* Work instructions
Of all the lines in the material, how many include the word "الخبر"? Reply with the number alone.

* Provided data

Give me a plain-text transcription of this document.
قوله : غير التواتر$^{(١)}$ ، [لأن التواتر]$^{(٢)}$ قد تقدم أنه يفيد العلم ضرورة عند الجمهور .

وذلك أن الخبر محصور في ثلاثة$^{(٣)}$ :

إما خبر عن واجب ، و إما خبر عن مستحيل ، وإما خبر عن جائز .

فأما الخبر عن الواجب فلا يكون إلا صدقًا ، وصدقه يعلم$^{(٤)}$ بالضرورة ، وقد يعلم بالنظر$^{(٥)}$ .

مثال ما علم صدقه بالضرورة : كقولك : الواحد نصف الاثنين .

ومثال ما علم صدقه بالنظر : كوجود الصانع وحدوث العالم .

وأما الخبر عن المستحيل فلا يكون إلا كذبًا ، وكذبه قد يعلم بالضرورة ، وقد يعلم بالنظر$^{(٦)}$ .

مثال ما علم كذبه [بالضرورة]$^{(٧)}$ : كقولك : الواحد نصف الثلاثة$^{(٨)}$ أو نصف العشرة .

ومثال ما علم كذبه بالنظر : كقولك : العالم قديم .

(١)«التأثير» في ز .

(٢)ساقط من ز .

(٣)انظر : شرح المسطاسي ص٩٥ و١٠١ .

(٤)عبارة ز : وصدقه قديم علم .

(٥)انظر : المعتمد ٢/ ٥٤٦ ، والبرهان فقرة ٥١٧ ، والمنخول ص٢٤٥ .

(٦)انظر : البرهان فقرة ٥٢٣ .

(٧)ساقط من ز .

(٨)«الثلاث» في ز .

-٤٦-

* Solution to the exercise
3